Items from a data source
****************

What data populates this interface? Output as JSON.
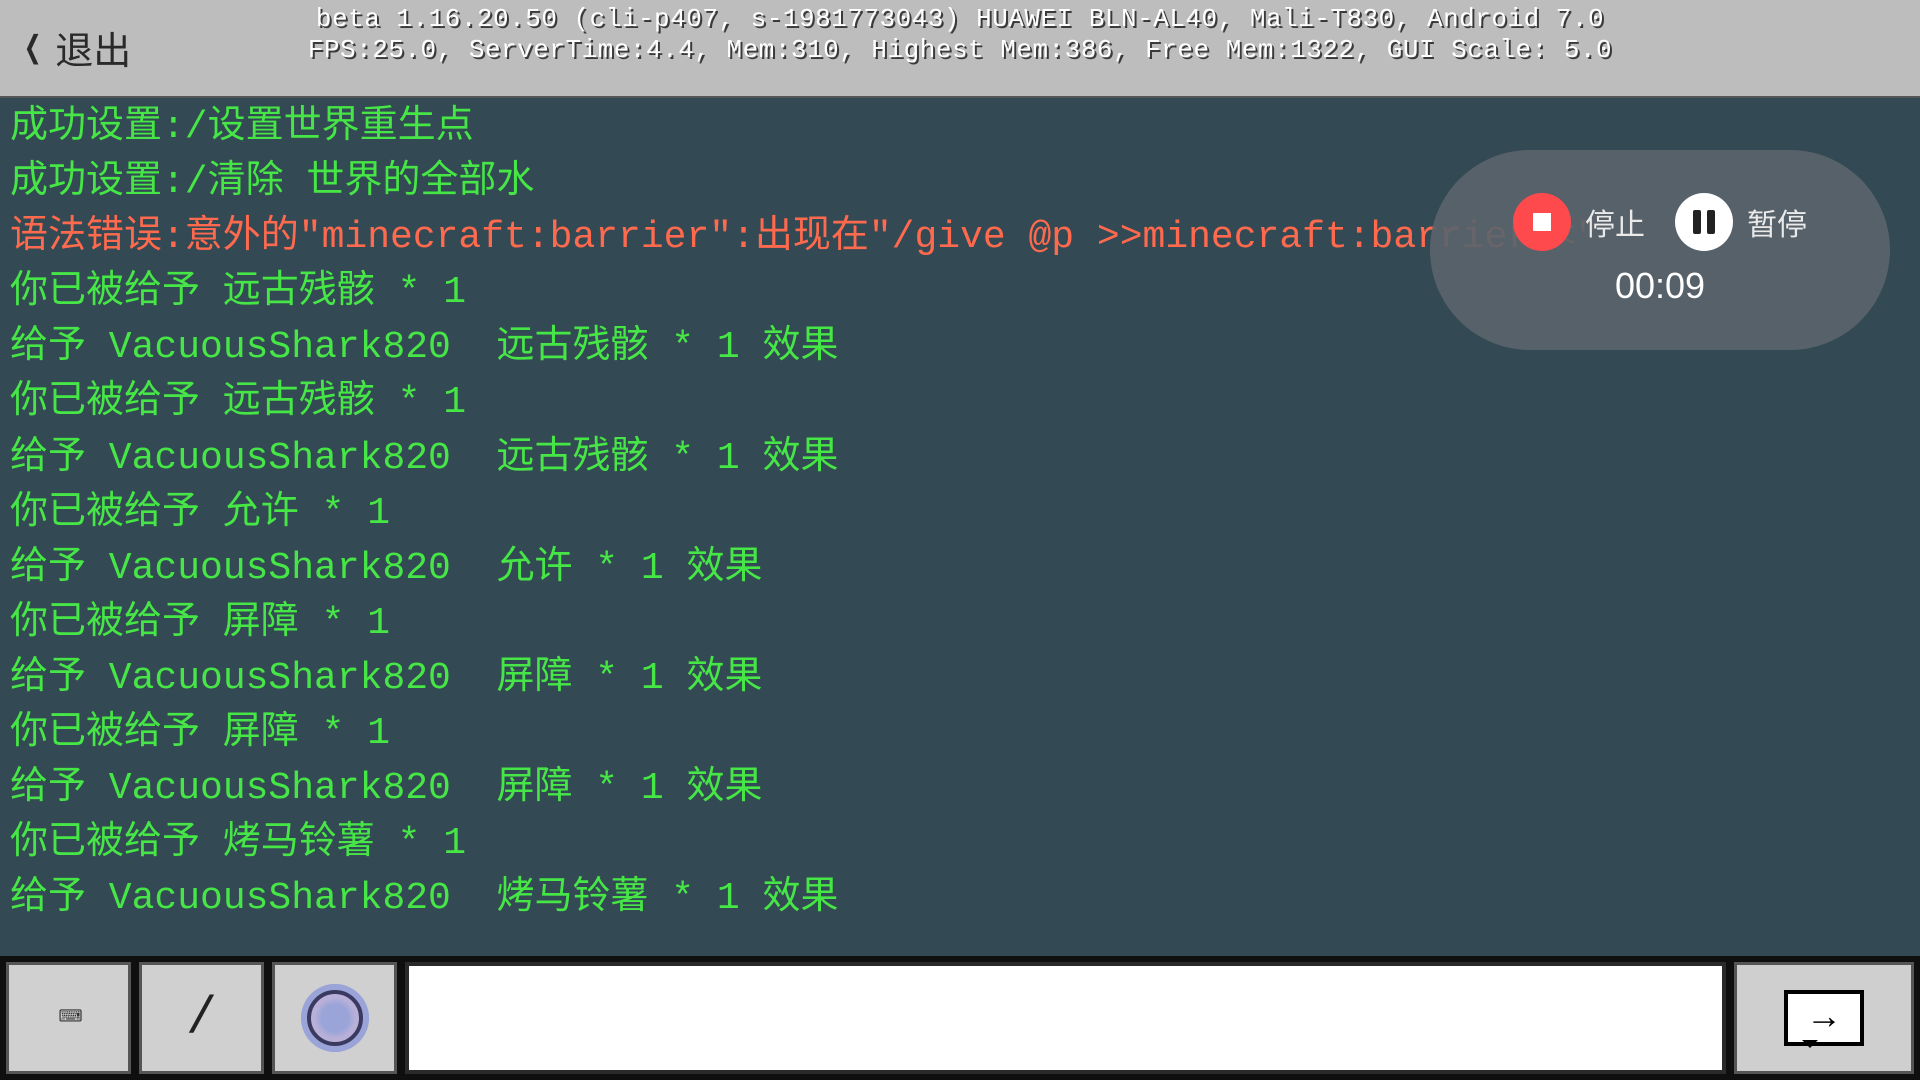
{
  "header": {
    "exit_label": "退出",
    "debug_line1": "beta 1.16.20.50 (cli-p407, s-1981773043) HUAWEI BLN-AL40, Mali-T830, Android 7.0",
    "debug_line2": "FPS:25.0, ServerTime:4.4, Mem:310, Highest Mem:386, Free Mem:1322, GUI Scale: 5.0"
  },
  "chat_lines": [
    {
      "text": "成功设置:/设置世界重生点",
      "color": "c-green"
    },
    {
      "text": "成功设置:/清除 世界的全部水",
      "color": "c-green"
    },
    {
      "text": "语法错误:意外的\"minecraft:barrier\":出现在\"/give @p >>minecraft:barrier<<\"",
      "color": "c-red"
    },
    {
      "text": "你已被给予 远古残骸 * 1",
      "color": "c-green"
    },
    {
      "text": "给予 VacuousShark820  远古残骸 * 1 效果",
      "color": "c-green"
    },
    {
      "text": "你已被给予 远古残骸 * 1",
      "color": "c-green"
    },
    {
      "text": "给予 VacuousShark820  远古残骸 * 1 效果",
      "color": "c-green"
    },
    {
      "text": "你已被给予 允许 * 1",
      "color": "c-green"
    },
    {
      "text": "给予 VacuousShark820  允许 * 1 效果",
      "color": "c-green"
    },
    {
      "text": "你已被给予 屏障 * 1",
      "color": "c-green"
    },
    {
      "text": "给予 VacuousShark820  屏障 * 1 效果",
      "color": "c-green"
    },
    {
      "text": "你已被给予 屏障 * 1",
      "color": "c-green"
    },
    {
      "text": "给予 VacuousShark820  屏障 * 1 效果",
      "color": "c-green"
    },
    {
      "text": "你已被给予 烤马铃薯 * 1",
      "color": "c-green"
    },
    {
      "text": "给予 VacuousShark820  烤马铃薯 * 1 效果",
      "color": "c-green"
    }
  ],
  "recorder": {
    "stop_label": "停止",
    "pause_label": "暂停",
    "elapsed": "00:09"
  },
  "bottom": {
    "slash_label": "/",
    "input_value": ""
  }
}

****************

> Exercise objective:
From the data, list each line in which the string "成功设置" appears.

> Written reply:
      "text": "成功设置:/设置世界重生点",
      "text": "成功设置:/清除 世界的全部水",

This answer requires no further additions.